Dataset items
****************************************
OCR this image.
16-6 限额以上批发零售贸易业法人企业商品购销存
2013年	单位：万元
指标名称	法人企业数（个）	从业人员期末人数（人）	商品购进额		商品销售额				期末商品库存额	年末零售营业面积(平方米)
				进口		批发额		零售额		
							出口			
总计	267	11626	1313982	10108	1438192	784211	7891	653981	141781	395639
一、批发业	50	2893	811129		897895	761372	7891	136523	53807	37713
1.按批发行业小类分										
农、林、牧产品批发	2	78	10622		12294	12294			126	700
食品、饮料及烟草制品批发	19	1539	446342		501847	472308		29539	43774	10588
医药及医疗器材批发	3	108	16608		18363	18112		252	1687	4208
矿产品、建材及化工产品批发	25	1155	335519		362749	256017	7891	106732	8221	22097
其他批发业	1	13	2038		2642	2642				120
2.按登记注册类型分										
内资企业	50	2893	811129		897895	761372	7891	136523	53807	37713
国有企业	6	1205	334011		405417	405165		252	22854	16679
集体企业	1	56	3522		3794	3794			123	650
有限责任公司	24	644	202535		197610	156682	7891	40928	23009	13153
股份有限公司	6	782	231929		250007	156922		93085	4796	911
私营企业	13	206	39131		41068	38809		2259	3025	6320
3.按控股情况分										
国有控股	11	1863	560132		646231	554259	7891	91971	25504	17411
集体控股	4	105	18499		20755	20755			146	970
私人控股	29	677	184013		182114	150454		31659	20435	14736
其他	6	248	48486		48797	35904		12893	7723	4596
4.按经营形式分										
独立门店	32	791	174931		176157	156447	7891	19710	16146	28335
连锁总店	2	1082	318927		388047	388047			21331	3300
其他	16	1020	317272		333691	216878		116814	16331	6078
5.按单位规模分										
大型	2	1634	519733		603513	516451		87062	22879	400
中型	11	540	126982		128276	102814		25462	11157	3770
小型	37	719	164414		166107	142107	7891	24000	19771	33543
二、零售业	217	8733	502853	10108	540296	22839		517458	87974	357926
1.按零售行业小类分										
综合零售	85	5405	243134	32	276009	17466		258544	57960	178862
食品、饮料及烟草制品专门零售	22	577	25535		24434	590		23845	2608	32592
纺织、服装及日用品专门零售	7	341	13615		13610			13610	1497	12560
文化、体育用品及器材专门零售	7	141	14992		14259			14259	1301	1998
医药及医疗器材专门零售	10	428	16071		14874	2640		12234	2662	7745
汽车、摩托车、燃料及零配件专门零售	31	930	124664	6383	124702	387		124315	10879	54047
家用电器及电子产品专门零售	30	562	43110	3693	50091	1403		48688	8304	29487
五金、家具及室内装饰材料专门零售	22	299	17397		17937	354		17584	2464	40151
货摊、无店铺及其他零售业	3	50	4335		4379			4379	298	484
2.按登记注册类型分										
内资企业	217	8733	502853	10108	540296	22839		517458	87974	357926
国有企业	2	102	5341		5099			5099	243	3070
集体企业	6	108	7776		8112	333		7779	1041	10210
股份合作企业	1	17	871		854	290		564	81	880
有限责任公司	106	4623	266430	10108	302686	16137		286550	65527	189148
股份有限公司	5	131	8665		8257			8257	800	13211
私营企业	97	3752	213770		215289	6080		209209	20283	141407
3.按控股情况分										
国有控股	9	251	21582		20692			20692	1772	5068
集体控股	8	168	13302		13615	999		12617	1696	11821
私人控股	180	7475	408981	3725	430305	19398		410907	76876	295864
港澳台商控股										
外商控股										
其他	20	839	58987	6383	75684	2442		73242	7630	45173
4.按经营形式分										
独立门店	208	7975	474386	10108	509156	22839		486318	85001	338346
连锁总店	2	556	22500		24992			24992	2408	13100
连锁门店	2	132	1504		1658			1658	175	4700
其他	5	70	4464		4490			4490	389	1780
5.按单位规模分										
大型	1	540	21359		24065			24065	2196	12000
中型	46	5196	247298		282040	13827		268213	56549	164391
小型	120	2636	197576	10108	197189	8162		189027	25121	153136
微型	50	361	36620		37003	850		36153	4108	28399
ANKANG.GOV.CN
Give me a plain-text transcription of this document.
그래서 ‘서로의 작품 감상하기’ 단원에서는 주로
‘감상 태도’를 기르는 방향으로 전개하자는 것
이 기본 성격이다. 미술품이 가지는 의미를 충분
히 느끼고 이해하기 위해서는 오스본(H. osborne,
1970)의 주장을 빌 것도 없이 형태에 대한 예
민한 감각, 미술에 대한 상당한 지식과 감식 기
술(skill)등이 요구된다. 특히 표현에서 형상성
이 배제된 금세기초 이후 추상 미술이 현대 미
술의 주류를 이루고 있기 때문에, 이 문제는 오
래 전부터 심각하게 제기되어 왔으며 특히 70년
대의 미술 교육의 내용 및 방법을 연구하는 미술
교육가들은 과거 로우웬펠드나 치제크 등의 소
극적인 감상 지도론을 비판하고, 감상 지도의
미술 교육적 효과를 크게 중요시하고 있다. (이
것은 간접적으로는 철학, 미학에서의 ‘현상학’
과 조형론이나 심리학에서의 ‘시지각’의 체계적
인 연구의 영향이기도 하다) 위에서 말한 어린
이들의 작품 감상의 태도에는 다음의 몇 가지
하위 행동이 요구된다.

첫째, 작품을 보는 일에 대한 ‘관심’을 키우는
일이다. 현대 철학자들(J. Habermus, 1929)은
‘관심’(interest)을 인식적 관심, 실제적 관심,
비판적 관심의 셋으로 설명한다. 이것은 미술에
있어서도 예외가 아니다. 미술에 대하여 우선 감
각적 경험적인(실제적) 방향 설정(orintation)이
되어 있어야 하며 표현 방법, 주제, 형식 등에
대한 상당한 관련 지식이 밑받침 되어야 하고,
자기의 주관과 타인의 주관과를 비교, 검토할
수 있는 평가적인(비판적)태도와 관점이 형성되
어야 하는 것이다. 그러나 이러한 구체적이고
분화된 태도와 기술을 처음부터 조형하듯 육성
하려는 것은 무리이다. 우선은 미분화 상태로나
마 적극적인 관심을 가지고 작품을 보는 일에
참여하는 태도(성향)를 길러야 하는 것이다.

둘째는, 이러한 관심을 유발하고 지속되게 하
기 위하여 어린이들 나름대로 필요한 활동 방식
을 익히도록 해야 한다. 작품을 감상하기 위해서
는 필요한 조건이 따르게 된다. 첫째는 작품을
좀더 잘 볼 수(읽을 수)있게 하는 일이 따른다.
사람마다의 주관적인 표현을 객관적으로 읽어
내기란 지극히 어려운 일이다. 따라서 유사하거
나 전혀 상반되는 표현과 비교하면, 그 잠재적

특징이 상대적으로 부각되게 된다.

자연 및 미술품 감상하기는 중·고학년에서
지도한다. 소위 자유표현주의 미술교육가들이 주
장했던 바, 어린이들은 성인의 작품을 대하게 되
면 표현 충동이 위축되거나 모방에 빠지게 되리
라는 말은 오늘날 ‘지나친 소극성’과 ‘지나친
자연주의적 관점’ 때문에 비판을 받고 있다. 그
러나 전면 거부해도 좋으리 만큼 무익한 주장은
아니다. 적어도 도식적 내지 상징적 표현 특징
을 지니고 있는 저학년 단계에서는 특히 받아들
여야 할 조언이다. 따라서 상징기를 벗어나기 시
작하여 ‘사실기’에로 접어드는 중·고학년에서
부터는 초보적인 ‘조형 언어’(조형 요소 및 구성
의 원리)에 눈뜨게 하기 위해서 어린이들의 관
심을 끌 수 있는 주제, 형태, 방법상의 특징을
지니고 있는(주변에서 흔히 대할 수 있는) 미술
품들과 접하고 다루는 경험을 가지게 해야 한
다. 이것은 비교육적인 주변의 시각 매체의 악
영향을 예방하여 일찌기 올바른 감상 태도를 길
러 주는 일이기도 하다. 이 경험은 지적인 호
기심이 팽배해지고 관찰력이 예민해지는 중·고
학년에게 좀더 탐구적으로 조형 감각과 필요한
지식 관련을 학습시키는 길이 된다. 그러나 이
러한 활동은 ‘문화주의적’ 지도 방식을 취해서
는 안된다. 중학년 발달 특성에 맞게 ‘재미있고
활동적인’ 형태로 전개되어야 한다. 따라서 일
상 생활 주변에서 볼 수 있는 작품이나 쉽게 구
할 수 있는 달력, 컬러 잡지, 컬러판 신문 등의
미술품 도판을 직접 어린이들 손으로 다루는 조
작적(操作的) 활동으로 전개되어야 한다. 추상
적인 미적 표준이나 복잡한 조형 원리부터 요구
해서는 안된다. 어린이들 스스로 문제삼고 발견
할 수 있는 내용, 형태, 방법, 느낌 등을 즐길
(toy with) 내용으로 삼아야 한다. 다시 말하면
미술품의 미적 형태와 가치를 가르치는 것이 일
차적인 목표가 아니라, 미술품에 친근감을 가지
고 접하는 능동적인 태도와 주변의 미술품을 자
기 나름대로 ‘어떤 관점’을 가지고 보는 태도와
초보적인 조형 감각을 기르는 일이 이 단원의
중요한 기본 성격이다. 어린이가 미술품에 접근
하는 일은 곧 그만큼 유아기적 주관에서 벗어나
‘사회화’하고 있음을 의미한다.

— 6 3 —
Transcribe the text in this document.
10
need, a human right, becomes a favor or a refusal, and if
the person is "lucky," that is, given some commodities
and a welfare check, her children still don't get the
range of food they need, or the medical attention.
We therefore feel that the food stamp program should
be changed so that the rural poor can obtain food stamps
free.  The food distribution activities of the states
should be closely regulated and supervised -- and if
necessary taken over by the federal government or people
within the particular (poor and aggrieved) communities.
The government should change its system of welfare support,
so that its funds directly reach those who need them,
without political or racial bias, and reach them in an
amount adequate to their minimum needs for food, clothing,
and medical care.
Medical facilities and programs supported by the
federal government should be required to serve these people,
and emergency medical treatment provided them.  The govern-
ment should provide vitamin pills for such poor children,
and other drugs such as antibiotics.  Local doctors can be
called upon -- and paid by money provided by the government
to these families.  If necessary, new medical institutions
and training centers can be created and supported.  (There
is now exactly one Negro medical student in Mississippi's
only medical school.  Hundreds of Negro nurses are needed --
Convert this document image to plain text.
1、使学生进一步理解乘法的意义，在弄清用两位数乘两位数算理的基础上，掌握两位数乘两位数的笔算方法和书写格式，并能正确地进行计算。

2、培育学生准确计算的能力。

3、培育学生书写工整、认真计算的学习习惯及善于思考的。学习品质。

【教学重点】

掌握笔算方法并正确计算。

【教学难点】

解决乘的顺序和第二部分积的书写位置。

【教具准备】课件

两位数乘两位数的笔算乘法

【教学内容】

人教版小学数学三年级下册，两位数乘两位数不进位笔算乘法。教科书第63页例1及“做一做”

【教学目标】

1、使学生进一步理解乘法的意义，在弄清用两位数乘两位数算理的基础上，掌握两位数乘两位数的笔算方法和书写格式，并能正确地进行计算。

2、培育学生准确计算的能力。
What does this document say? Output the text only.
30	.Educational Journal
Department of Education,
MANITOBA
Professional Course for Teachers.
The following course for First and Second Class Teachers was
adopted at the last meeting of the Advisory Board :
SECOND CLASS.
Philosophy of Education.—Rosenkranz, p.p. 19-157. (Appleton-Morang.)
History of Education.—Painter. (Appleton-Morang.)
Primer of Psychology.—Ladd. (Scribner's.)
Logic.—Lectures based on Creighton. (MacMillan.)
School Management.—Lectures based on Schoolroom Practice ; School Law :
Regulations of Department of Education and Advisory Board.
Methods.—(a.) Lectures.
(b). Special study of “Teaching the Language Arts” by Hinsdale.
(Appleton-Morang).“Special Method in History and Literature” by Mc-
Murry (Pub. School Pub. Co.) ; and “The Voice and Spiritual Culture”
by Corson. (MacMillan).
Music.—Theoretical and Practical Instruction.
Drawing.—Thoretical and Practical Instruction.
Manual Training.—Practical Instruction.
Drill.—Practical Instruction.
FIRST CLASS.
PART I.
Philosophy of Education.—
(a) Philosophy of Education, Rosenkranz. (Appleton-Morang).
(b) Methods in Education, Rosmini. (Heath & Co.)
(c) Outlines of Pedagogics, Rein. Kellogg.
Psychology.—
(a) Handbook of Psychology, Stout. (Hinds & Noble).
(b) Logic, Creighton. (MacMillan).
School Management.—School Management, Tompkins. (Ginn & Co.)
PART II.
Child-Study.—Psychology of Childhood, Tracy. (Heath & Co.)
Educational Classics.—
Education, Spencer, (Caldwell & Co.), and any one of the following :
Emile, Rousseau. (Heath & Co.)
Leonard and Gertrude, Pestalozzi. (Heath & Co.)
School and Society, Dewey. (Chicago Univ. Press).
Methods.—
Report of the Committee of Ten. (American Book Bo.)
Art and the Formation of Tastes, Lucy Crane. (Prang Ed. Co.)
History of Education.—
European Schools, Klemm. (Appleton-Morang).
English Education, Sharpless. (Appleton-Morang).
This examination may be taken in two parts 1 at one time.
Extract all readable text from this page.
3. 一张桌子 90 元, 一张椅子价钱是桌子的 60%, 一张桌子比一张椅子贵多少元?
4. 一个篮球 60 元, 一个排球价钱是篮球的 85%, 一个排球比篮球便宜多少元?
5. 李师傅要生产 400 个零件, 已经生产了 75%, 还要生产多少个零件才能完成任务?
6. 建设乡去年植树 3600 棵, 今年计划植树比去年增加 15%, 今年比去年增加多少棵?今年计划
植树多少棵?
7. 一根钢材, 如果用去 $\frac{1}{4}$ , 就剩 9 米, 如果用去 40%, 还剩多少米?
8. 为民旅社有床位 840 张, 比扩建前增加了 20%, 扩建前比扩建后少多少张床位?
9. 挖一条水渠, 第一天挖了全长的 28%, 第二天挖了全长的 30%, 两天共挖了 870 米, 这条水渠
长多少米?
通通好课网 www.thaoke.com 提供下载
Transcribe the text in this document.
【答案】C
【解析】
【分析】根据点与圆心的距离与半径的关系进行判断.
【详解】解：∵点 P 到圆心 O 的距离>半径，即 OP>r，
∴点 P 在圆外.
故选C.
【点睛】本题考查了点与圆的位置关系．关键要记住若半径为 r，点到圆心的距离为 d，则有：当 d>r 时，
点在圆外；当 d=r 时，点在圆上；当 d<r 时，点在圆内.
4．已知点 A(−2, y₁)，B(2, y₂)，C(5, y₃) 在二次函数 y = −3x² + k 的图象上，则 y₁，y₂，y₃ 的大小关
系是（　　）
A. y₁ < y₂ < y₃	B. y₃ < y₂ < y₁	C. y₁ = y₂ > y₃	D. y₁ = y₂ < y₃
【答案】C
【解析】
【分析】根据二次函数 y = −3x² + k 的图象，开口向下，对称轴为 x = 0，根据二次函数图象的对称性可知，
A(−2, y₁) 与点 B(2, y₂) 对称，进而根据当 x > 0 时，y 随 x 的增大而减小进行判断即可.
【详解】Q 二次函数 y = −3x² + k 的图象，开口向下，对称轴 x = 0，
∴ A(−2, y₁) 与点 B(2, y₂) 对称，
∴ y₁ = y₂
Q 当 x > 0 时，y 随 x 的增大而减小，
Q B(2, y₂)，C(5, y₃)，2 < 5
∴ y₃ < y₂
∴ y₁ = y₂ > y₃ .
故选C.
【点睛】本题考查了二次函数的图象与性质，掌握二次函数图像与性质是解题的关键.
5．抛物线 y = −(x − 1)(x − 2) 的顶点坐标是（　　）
****************************************
• [Written exercise]
Starting at the line that contains "Extract all readable text from this page.", print every line through the end of the listing, word for word. Leave out all the rest.

• [Solved problem]
Extract all readable text from this page.
3. 一张桌子 90 元, 一张椅子价钱是桌子的 60%, 一张桌子比一张椅子贵多少元?
4. 一个篮球 60 元, 一个排球价钱是篮球的 85%, 一个排球比篮球便宜多少元?
5. 李师傅要生产 400 个零件, 已经生产了 75%, 还要生产多少个零件才能完成任务?
6. 建设乡去年植树 3600 棵, 今年计划植树比去年增加 15%, 今年比去年增加多少棵?今年计划
植树多少棵?
7. 一根钢材, 如果用去 $\frac{1}{4}$ , 就剩 9 米, 如果用去 40%, 还剩多少米?
8. 为民旅社有床位 840 张, 比扩建前增加了 20%, 扩建前比扩建后少多少张床位?
9. 挖一条水渠, 第一天挖了全长的 28%, 第二天挖了全长的 30%, 两天共挖了 870 米, 这条水渠
长多少米?
通通好课网 www.thaoke.com 提供下载
Transcribe the text in this document.
【答案】C
【解析】
【分析】根据点与圆心的距离与半径的关系进行判断.
【详解】解：∵点 P 到圆心 O 的距离>半径，即 OP>r，
∴点 P 在圆外.
故选C.
【点睛】本题考查了点与圆的位置关系．关键要记住若半径为 r，点到圆心的距离为 d，则有：当 d>r 时，
点在圆外；当 d=r 时，点在圆上；当 d<r 时，点在圆内.
4．已知点 A(−2, y₁)，B(2, y₂)，C(5, y₃) 在二次函数 y = −3x² + k 的图象上，则 y₁，y₂，y₃ 的大小关
系是（　　）
A. y₁ < y₂ < y₃	B. y₃ < y₂ < y₁	C. y₁ = y₂ > y₃	D. y₁ = y₂ < y₃
【答案】C
【解析】
【分析】根据二次函数 y = −3x² + k 的图象，开口向下，对称轴为 x = 0，根据二次函数图象的对称性可知，
A(−2, y₁) 与点 B(2, y₂) 对称，进而根据当 x > 0 时，y 随 x 的增大而减小进行判断即可.
【详解】Q 二次函数 y = −3x² + k 的图象，开口向下，对称轴 x = 0，
∴ A(−2, y₁) 与点 B(2, y₂) 对称，
∴ y₁ = y₂
Q 当 x > 0 时，y 随 x 的增大而减小，
Q B(2, y₂)，C(5, y₃)，2 < 5
∴ y₃ < y₂
∴ y₁ = y₂ > y₃ .
故选C.
【点睛】本题考查了二次函数的图象与性质，掌握二次函数图像与性质是解题的关键.
5．抛物线 y = −(x − 1)(x − 2) 的顶点坐标是（　　）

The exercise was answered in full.